EXCERPTED DATA.
--
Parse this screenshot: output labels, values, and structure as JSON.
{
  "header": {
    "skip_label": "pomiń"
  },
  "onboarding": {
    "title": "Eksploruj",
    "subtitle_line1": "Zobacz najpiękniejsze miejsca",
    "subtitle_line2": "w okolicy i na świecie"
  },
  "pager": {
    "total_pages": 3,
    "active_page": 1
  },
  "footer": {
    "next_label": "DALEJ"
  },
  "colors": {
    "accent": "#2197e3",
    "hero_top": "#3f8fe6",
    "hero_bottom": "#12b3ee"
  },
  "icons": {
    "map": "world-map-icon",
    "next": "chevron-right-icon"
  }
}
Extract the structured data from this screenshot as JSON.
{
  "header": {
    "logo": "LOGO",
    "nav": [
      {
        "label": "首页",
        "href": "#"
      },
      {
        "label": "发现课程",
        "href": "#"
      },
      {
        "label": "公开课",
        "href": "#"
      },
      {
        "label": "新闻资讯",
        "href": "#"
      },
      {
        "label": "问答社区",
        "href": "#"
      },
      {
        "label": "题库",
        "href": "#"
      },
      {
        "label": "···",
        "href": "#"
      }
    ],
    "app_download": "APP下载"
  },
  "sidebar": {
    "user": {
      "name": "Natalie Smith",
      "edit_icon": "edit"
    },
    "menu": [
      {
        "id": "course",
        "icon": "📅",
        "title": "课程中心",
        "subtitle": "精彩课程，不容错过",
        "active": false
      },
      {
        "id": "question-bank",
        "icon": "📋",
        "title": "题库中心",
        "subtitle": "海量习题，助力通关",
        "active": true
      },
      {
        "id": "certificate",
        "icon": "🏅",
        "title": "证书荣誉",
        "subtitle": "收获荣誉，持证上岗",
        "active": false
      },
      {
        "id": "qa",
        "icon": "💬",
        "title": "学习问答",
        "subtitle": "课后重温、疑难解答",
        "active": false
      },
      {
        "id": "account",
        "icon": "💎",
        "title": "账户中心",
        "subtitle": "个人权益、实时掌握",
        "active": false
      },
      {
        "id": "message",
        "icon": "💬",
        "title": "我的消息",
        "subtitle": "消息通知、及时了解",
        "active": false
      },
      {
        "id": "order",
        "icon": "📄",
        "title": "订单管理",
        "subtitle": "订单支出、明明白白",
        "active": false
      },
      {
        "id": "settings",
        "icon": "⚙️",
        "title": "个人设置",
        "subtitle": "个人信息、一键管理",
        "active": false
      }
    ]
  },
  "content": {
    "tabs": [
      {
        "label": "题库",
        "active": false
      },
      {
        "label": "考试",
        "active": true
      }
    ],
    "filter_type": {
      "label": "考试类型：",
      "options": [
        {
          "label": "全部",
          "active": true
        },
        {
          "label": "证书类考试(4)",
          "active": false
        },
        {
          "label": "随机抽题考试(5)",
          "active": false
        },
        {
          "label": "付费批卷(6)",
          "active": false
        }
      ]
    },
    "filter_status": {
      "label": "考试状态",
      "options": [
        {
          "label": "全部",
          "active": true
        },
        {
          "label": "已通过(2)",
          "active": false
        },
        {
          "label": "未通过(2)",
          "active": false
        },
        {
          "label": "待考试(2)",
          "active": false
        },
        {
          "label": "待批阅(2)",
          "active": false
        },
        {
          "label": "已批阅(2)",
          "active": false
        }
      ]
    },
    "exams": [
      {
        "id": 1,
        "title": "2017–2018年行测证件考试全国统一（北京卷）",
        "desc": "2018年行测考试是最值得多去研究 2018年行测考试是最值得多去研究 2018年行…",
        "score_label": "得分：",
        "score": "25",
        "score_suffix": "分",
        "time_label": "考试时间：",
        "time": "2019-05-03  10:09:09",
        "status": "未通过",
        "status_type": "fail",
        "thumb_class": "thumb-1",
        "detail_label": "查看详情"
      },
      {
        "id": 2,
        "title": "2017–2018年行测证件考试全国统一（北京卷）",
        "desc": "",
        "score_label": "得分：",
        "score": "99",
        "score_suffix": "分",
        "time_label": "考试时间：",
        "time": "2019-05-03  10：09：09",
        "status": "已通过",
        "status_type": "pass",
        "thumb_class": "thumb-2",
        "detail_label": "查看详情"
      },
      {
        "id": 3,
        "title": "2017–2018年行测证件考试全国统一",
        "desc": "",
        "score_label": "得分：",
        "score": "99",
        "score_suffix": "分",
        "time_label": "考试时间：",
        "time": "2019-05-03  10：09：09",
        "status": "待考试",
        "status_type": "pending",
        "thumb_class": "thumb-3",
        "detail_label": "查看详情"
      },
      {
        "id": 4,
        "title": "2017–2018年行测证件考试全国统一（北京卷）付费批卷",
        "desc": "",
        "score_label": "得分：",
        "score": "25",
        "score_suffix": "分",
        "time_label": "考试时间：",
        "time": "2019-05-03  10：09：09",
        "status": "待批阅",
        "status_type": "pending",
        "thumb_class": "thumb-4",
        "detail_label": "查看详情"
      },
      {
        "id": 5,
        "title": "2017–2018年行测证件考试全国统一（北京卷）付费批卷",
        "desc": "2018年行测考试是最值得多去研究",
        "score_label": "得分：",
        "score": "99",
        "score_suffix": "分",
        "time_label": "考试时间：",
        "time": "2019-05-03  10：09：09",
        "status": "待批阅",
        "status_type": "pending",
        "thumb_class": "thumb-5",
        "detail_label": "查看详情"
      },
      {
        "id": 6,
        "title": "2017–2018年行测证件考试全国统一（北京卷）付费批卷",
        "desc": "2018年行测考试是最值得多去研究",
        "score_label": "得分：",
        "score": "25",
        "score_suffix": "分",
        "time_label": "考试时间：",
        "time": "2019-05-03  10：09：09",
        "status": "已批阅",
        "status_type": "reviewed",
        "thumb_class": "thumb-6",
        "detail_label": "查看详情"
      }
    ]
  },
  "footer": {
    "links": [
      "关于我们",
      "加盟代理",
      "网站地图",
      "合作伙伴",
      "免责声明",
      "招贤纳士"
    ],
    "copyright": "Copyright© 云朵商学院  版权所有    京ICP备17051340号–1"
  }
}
--
OBJECTIVE.
Count the lines of the material that include the word "JSON", then state only the total.

ANSWER.
2